**THE REQUEST:** Please reproduce every record, keeping each one exactly as written.

--- START ---

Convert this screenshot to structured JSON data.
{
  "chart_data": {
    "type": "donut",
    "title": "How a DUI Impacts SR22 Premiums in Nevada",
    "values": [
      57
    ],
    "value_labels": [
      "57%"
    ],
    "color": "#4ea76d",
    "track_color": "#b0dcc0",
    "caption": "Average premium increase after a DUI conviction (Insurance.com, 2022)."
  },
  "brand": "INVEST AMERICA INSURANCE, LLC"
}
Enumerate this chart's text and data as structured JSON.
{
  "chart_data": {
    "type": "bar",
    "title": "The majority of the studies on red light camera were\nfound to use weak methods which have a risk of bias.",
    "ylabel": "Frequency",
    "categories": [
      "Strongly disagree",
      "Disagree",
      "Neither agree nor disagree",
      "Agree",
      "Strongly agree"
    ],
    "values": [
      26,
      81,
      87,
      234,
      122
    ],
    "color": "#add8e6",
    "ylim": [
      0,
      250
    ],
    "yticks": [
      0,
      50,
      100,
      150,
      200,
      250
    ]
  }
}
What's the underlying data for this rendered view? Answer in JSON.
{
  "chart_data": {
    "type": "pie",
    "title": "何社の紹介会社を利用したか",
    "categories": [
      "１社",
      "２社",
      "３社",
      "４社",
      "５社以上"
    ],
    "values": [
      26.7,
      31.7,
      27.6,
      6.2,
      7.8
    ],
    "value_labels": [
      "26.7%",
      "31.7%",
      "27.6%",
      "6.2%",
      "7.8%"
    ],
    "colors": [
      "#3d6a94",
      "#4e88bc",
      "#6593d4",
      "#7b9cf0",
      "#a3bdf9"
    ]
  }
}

--- END ---

**SOLVED PROBLEM:**
Convert this screenshot to structured JSON data.
{
  "chart_data": {
    "type": "donut",
    "title": "How a DUI Impacts SR22 Premiums in Nevada",
    "values": [
      57
    ],
    "value_labels": [
      "57%"
    ],
    "color": "#4ea76d",
    "track_color": "#b0dcc0",
    "caption": "Average premium increase after a DUI conviction (Insurance.com, 2022)."
  },
  "brand": "INVEST AMERICA INSURANCE, LLC"
}
Enumerate this chart's text and data as structured JSON.
{
  "chart_data": {
    "type": "bar",
    "title": "The majority of the studies on red light camera were\nfound to use weak methods which have a risk of bias.",
    "ylabel": "Frequency",
    "categories": [
      "Strongly disagree",
      "Disagree",
      "Neither agree nor disagree",
      "Agree",
      "Strongly agree"
    ],
    "values": [
      26,
      81,
      87,
      234,
      122
    ],
    "color": "#add8e6",
    "ylim": [
      0,
      250
    ],
    "yticks": [
      0,
      50,
      100,
      150,
      200,
      250
    ]
  }
}
What's the underlying data for this rendered view? Answer in JSON.
{
  "chart_data": {
    "type": "pie",
    "title": "何社の紹介会社を利用したか",
    "categories": [
      "１社",
      "２社",
      "３社",
      "４社",
      "５社以上"
    ],
    "values": [
      26.7,
      31.7,
      27.6,
      6.2,
      7.8
    ],
    "value_labels": [
      "26.7%",
      "31.7%",
      "27.6%",
      "6.2%",
      "7.8%"
    ],
    "colors": [
      "#3d6a94",
      "#4e88bc",
      "#6593d4",
      "#7b9cf0",
      "#a3bdf9"
    ]
  }
}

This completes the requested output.